**SUPPLIED DATA**
--- start ---

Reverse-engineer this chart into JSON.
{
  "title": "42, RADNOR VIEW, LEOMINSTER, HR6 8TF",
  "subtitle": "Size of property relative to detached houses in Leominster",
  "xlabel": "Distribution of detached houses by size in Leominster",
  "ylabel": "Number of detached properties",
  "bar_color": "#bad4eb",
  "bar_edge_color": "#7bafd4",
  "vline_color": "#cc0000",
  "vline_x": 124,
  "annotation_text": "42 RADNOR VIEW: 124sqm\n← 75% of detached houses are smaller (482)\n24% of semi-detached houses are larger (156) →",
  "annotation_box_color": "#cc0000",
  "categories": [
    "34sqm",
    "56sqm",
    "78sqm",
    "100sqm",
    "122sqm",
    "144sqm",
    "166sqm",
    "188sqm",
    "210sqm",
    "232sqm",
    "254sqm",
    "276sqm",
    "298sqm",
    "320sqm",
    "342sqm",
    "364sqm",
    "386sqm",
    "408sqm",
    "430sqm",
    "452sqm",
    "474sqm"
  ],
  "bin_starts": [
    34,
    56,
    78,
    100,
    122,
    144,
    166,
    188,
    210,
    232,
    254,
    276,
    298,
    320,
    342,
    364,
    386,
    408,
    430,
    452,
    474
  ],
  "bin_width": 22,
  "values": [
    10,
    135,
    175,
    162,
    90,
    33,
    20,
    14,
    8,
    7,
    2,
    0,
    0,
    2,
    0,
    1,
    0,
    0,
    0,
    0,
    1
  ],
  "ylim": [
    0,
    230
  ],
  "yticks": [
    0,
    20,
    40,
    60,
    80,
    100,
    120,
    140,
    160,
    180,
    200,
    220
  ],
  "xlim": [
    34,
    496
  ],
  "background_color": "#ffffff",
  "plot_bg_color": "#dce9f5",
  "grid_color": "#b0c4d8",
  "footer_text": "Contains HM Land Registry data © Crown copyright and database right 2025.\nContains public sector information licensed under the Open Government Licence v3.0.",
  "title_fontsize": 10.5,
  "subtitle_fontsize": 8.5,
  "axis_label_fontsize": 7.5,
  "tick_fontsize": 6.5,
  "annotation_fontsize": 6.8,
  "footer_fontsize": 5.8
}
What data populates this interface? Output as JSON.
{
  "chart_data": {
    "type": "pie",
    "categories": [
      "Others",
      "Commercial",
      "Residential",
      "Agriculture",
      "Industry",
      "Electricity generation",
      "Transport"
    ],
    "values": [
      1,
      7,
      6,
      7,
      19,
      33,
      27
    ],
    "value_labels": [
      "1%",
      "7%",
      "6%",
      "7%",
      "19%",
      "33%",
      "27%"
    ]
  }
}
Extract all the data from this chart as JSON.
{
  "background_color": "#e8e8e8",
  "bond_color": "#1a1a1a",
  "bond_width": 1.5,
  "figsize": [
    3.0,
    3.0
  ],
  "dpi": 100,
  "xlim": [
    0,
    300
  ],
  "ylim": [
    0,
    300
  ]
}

--- end ---

**SET EXERCISE**
Lines from the records above that hold "houses" are the ones to list.

**WRITTEN SOLUTION**
  "subtitle": "Size of property relative to detached houses in Leominster",
  "xlabel": "Distribution of detached houses by size in Leominster",
  "annotation_text": "42 RADNOR VIEW: 124sqm\n← 75% of detached houses are smaller (482)\n24% of semi-detached houses are larger (156) →",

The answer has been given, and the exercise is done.